TASK TO COMPLETE
Extract each line of the data and write it out again exactly.
==*==
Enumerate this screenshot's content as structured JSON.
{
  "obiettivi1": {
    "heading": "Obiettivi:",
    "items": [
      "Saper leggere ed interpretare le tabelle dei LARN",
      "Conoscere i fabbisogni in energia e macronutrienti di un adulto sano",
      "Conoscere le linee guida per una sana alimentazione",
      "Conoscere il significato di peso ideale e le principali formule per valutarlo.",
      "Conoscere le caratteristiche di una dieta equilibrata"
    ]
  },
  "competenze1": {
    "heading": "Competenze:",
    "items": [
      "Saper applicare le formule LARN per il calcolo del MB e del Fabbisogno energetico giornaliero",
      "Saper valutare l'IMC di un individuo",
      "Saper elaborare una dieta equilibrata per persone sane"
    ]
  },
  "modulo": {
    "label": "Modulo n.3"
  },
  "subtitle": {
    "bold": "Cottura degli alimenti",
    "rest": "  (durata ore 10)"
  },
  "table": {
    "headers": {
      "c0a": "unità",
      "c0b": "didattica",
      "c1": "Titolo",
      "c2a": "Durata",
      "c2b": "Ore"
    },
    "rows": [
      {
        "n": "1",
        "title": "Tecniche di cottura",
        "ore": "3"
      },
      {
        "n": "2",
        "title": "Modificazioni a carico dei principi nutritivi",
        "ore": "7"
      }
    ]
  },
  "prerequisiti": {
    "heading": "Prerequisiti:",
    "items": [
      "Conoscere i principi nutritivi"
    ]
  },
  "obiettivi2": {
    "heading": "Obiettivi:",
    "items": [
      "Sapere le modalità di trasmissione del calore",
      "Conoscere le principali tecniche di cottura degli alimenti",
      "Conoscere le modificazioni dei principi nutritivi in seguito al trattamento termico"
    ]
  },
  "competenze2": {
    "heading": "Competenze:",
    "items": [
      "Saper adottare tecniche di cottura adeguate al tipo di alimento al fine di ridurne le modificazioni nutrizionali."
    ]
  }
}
==*==
SOLUTION TO THIS PROBLEM
Enumerate this screenshot's content as structured JSON.
{
  "obiettivi1": {
    "heading": "Obiettivi:",
    "items": [
      "Saper leggere ed interpretare le tabelle dei LARN",
      "Conoscere i fabbisogni in energia e macronutrienti di un adulto sano",
      "Conoscere le linee guida per una sana alimentazione",
      "Conoscere il significato di peso ideale e le principali formule per valutarlo.",
      "Conoscere le caratteristiche di una dieta equilibrata"
    ]
  },
  "competenze1": {
    "heading": "Competenze:",
    "items": [
      "Saper applicare le formule LARN per il calcolo del MB e del Fabbisogno energetico giornaliero",
      "Saper valutare l'IMC di un individuo",
      "Saper elaborare una dieta equilibrata per persone sane"
    ]
  },
  "modulo": {
    "label": "Modulo n.3"
  },
  "subtitle": {
    "bold": "Cottura degli alimenti",
    "rest": "  (durata ore 10)"
  },
  "table": {
    "headers": {
      "c0a": "unità",
      "c0b": "didattica",
      "c1": "Titolo",
      "c2a": "Durata",
      "c2b": "Ore"
    },
    "rows": [
      {
        "n": "1",
        "title": "Tecniche di cottura",
        "ore": "3"
      },
      {
        "n": "2",
        "title": "Modificazioni a carico dei principi nutritivi",
        "ore": "7"
      }
    ]
  },
  "prerequisiti": {
    "heading": "Prerequisiti:",
    "items": [
      "Conoscere i principi nutritivi"
    ]
  },
  "obiettivi2": {
    "heading": "Obiettivi:",
    "items": [
      "Sapere le modalità di trasmissione del calore",
      "Conoscere le principali tecniche di cottura degli alimenti",
      "Conoscere le modificazioni dei principi nutritivi in seguito al trattamento termico"
    ]
  },
  "competenze2": {
    "heading": "Competenze:",
    "items": [
      "Saper adottare tecniche di cottura adeguate al tipo di alimento al fine di ridurne le modificazioni nutrizionali."
    ]
  }
}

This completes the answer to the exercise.